(Data)
:::

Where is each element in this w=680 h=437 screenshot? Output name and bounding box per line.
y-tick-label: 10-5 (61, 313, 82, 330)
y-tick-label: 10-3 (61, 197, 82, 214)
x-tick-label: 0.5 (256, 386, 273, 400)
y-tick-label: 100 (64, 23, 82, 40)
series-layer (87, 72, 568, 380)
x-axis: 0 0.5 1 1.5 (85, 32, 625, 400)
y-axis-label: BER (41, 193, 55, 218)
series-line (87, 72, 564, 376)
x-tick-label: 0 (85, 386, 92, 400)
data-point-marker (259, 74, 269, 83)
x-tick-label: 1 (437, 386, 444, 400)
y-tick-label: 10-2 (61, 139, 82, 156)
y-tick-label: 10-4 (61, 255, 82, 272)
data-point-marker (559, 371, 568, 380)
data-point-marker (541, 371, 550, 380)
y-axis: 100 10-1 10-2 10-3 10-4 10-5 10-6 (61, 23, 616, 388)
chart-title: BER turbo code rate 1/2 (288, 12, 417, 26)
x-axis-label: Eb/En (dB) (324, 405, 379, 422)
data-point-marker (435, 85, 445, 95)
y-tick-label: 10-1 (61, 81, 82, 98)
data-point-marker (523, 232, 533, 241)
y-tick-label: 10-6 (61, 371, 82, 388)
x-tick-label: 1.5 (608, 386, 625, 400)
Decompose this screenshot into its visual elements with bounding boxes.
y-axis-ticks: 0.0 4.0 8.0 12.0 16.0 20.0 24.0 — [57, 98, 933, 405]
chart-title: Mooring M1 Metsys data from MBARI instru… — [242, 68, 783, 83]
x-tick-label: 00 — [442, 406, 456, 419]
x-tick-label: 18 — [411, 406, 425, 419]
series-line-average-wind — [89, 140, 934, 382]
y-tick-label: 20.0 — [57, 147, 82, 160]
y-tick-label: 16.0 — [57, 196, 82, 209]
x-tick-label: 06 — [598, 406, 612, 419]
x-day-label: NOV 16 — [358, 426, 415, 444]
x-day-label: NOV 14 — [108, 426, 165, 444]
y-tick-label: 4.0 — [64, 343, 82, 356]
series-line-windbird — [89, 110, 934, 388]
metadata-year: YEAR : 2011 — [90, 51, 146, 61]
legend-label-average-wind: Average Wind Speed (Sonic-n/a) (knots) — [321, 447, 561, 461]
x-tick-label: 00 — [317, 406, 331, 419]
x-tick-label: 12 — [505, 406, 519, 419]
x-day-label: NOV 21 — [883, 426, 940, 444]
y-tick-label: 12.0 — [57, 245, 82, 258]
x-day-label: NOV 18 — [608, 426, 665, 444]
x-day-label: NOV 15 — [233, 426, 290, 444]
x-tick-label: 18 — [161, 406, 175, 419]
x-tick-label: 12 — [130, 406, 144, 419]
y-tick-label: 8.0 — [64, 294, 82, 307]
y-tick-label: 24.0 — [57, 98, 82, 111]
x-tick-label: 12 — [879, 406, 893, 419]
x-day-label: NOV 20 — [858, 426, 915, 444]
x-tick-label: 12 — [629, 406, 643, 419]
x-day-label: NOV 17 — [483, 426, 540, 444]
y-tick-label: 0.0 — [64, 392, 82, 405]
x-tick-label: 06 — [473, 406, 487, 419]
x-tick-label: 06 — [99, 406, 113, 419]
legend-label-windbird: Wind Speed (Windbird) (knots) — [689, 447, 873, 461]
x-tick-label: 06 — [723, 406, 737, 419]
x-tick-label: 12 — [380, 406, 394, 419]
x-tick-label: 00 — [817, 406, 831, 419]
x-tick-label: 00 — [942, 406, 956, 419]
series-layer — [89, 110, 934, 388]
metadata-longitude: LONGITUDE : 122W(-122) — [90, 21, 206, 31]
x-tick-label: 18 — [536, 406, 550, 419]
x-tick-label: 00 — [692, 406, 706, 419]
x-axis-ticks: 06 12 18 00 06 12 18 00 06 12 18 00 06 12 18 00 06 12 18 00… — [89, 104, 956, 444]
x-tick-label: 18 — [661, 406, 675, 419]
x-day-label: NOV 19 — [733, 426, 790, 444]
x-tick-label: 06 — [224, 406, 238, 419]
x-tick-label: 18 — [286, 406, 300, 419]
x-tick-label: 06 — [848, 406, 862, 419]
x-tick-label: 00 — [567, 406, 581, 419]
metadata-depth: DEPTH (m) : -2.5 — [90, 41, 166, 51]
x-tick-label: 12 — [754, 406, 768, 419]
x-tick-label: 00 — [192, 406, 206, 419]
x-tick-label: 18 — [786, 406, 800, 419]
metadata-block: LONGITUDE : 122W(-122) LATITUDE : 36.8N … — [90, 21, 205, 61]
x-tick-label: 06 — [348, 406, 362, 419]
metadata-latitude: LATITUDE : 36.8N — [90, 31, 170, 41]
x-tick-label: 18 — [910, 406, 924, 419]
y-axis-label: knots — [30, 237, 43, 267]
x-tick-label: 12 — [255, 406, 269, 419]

:::

(What you should do)
Reproduce the records from their first line through the line containing "y-axis: 100 10-1", both ends included. Replace "y-tick-label" with "y-axis-tick-label" in every place it appears, and leave everything else unchanged.

(Solution to this problem)
Where is each element in this w=680 h=437 screenshot? Output name and bounding box per line.
y-axis-tick-label: 10-5 (61, 313, 82, 330)
y-axis-tick-label: 10-3 (61, 197, 82, 214)
x-tick-label: 0.5 (256, 386, 273, 400)
y-axis-tick-label: 100 (64, 23, 82, 40)
series-layer (87, 72, 568, 380)
x-axis: 0 0.5 1 1.5 (85, 32, 625, 400)
y-axis-label: BER (41, 193, 55, 218)
series-line (87, 72, 564, 376)
x-tick-label: 0 (85, 386, 92, 400)
data-point-marker (259, 74, 269, 83)
x-tick-label: 1 (437, 386, 444, 400)
y-axis-tick-label: 10-2 (61, 139, 82, 156)
y-axis-tick-label: 10-4 (61, 255, 82, 272)
data-point-marker (559, 371, 568, 380)
data-point-marker (541, 371, 550, 380)
y-axis: 100 10-1 10-2 10-3 10-4 10-5 10-6 (61, 23, 616, 388)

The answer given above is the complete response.